Take the entries below and reproduce them word for word.

Dataset excerpts:
+ + +

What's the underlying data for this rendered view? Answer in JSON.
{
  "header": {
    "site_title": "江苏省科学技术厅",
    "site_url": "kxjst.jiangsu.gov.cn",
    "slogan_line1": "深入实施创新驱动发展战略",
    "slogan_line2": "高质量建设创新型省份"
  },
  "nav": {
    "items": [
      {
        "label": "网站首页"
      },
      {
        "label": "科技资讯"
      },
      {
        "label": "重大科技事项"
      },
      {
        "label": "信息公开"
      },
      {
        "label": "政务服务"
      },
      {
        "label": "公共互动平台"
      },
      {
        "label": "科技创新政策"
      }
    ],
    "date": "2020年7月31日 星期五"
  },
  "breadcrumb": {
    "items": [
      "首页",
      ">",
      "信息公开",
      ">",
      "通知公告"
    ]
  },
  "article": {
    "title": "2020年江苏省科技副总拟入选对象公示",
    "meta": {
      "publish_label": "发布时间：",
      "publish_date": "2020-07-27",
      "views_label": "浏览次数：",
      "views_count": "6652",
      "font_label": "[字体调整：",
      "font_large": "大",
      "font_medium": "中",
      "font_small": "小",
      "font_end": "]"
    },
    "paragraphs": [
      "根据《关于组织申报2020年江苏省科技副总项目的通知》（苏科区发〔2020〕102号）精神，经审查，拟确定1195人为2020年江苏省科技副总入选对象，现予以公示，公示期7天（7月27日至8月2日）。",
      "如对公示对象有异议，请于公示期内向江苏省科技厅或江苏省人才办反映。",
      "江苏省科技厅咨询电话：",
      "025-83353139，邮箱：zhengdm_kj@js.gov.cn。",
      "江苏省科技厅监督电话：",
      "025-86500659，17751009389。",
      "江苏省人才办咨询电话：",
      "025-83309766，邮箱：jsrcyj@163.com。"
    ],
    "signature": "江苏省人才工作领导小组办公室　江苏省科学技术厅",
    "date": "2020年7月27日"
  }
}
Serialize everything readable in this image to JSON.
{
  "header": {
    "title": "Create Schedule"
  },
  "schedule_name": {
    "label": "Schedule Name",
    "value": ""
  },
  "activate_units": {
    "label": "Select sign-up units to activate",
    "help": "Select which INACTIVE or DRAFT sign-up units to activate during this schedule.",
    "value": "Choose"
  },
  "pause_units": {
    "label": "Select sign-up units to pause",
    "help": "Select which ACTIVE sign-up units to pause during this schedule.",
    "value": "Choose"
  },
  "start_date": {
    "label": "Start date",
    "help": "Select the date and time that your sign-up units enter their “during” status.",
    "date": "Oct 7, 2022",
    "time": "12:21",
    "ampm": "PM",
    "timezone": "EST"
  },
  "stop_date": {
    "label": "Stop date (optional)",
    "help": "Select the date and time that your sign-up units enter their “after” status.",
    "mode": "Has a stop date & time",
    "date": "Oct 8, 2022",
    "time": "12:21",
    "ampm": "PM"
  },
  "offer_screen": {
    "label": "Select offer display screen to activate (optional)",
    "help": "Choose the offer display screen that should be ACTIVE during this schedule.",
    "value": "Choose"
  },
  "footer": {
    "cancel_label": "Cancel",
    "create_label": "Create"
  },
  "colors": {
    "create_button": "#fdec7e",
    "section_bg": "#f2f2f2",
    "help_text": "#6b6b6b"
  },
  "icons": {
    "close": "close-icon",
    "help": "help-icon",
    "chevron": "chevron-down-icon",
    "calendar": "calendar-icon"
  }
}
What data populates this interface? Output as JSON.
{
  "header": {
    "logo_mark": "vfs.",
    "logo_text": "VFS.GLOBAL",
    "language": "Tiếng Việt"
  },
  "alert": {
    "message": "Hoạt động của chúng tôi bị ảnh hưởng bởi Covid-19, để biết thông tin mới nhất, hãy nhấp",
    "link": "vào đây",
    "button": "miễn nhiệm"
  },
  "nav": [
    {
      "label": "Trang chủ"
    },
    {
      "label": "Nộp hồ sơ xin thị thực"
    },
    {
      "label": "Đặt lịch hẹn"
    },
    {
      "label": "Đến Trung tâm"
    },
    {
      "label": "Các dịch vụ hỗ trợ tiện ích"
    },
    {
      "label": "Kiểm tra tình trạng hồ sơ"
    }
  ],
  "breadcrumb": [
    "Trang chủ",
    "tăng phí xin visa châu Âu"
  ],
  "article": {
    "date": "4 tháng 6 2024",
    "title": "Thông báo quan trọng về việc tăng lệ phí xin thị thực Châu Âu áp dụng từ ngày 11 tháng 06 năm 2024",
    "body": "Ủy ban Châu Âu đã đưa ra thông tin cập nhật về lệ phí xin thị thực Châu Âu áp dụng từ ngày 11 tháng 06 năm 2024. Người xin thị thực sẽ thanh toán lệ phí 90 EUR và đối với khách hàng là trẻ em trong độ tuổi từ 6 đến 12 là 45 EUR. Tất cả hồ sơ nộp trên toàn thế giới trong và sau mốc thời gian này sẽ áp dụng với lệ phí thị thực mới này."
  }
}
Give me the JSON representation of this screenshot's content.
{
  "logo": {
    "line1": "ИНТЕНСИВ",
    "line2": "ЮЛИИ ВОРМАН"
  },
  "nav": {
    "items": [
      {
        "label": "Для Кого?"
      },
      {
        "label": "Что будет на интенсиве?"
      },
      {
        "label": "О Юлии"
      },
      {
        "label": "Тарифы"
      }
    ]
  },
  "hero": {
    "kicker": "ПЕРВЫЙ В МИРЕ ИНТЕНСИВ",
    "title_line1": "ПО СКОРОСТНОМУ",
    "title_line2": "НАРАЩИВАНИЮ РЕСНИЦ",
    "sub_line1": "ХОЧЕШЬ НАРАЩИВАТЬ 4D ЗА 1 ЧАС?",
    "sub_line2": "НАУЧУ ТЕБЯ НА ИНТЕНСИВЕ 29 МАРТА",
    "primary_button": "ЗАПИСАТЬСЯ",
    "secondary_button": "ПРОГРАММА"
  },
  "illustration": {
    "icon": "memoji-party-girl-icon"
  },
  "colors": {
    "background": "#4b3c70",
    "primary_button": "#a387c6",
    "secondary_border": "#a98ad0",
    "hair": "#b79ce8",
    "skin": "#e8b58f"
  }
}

+ + +

▶ SOLUTION BELOW
What's the underlying data for this rendered view? Answer in JSON.
{
  "header": {
    "site_title": "江苏省科学技术厅",
    "site_url": "kxjst.jiangsu.gov.cn",
    "slogan_line1": "深入实施创新驱动发展战略",
    "slogan_line2": "高质量建设创新型省份"
  },
  "nav": {
    "items": [
      {
        "label": "网站首页"
      },
      {
        "label": "科技资讯"
      },
      {
        "label": "重大科技事项"
      },
      {
        "label": "信息公开"
      },
      {
        "label": "政务服务"
      },
      {
        "label": "公共互动平台"
      },
      {
        "label": "科技创新政策"
      }
    ],
    "date": "2020年7月31日 星期五"
  },
  "breadcrumb": {
    "items": [
      "首页",
      ">",
      "信息公开",
      ">",
      "通知公告"
    ]
  },
  "article": {
    "title": "2020年江苏省科技副总拟入选对象公示",
    "meta": {
      "publish_label": "发布时间：",
      "publish_date": "2020-07-27",
      "views_label": "浏览次数：",
      "views_count": "6652",
      "font_label": "[字体调整：",
      "font_large": "大",
      "font_medium": "中",
      "font_small": "小",
      "font_end": "]"
    },
    "paragraphs": [
      "根据《关于组织申报2020年江苏省科技副总项目的通知》（苏科区发〔2020〕102号）精神，经审查，拟确定1195人为2020年江苏省科技副总入选对象，现予以公示，公示期7天（7月27日至8月2日）。",
      "如对公示对象有异议，请于公示期内向江苏省科技厅或江苏省人才办反映。",
      "江苏省科技厅咨询电话：",
      "025-83353139，邮箱：zhengdm_kj@js.gov.cn。",
      "江苏省科技厅监督电话：",
      "025-86500659，17751009389。",
      "江苏省人才办咨询电话：",
      "025-83309766，邮箱：jsrcyj@163.com。"
    ],
    "signature": "江苏省人才工作领导小组办公室　江苏省科学技术厅",
    "date": "2020年7月27日"
  }
}
Serialize everything readable in this image to JSON.
{
  "header": {
    "title": "Create Schedule"
  },
  "schedule_name": {
    "label": "Schedule Name",
    "value": ""
  },
  "activate_units": {
    "label": "Select sign-up units to activate",
    "help": "Select which INACTIVE or DRAFT sign-up units to activate during this schedule.",
    "value": "Choose"
  },
  "pause_units": {
    "label": "Select sign-up units to pause",
    "help": "Select which ACTIVE sign-up units to pause during this schedule.",
    "value": "Choose"
  },
  "start_date": {
    "label": "Start date",
    "help": "Select the date and time that your sign-up units enter their “during” status.",
    "date": "Oct 7, 2022",
    "time": "12:21",
    "ampm": "PM",
    "timezone": "EST"
  },
  "stop_date": {
    "label": "Stop date (optional)",
    "help": "Select the date and time that your sign-up units enter their “after” status.",
    "mode": "Has a stop date & time",
    "date": "Oct 8, 2022",
    "time": "12:21",
    "ampm": "PM"
  },
  "offer_screen": {
    "label": "Select offer display screen to activate (optional)",
    "help": "Choose the offer display screen that should be ACTIVE during this schedule.",
    "value": "Choose"
  },
  "footer": {
    "cancel_label": "Cancel",
    "create_label": "Create"
  },
  "colors": {
    "create_button": "#fdec7e",
    "section_bg": "#f2f2f2",
    "help_text": "#6b6b6b"
  },
  "icons": {
    "close": "close-icon",
    "help": "help-icon",
    "chevron": "chevron-down-icon",
    "calendar": "calendar-icon"
  }
}
What data populates this interface? Output as JSON.
{
  "header": {
    "logo_mark": "vfs.",
    "logo_text": "VFS.GLOBAL",
    "language": "Tiếng Việt"
  },
  "alert": {
    "message": "Hoạt động của chúng tôi bị ảnh hưởng bởi Covid-19, để biết thông tin mới nhất, hãy nhấp",
    "link": "vào đây",
    "button": "miễn nhiệm"
  },
  "nav": [
    {
      "label": "Trang chủ"
    },
    {
      "label": "Nộp hồ sơ xin thị thực"
    },
    {
      "label": "Đặt lịch hẹn"
    },
    {
      "label": "Đến Trung tâm"
    },
    {
      "label": "Các dịch vụ hỗ trợ tiện ích"
    },
    {
      "label": "Kiểm tra tình trạng hồ sơ"
    }
  ],
  "breadcrumb": [
    "Trang chủ",
    "tăng phí xin visa châu Âu"
  ],
  "article": {
    "date": "4 tháng 6 2024",
    "title": "Thông báo quan trọng về việc tăng lệ phí xin thị thực Châu Âu áp dụng từ ngày 11 tháng 06 năm 2024",
    "body": "Ủy ban Châu Âu đã đưa ra thông tin cập nhật về lệ phí xin thị thực Châu Âu áp dụng từ ngày 11 tháng 06 năm 2024. Người xin thị thực sẽ thanh toán lệ phí 90 EUR và đối với khách hàng là trẻ em trong độ tuổi từ 6 đến 12 là 45 EUR. Tất cả hồ sơ nộp trên toàn thế giới trong và sau mốc thời gian này sẽ áp dụng với lệ phí thị thực mới này."
  }
}
Give me the JSON representation of this screenshot's content.
{
  "logo": {
    "line1": "ИНТЕНСИВ",
    "line2": "ЮЛИИ ВОРМАН"
  },
  "nav": {
    "items": [
      {
        "label": "Для Кого?"
      },
      {
        "label": "Что будет на интенсиве?"
      },
      {
        "label": "О Юлии"
      },
      {
        "label": "Тарифы"
      }
    ]
  },
  "hero": {
    "kicker": "ПЕРВЫЙ В МИРЕ ИНТЕНСИВ",
    "title_line1": "ПО СКОРОСТНОМУ",
    "title_line2": "НАРАЩИВАНИЮ РЕСНИЦ",
    "sub_line1": "ХОЧЕШЬ НАРАЩИВАТЬ 4D ЗА 1 ЧАС?",
    "sub_line2": "НАУЧУ ТЕБЯ НА ИНТЕНСИВЕ 29 МАРТА",
    "primary_button": "ЗАПИСАТЬСЯ",
    "secondary_button": "ПРОГРАММА"
  },
  "illustration": {
    "icon": "memoji-party-girl-icon"
  },
  "colors": {
    "background": "#4b3c70",
    "primary_button": "#a387c6",
    "secondary_border": "#a98ad0",
    "hair": "#b79ce8",
    "skin": "#e8b58f"
  }
}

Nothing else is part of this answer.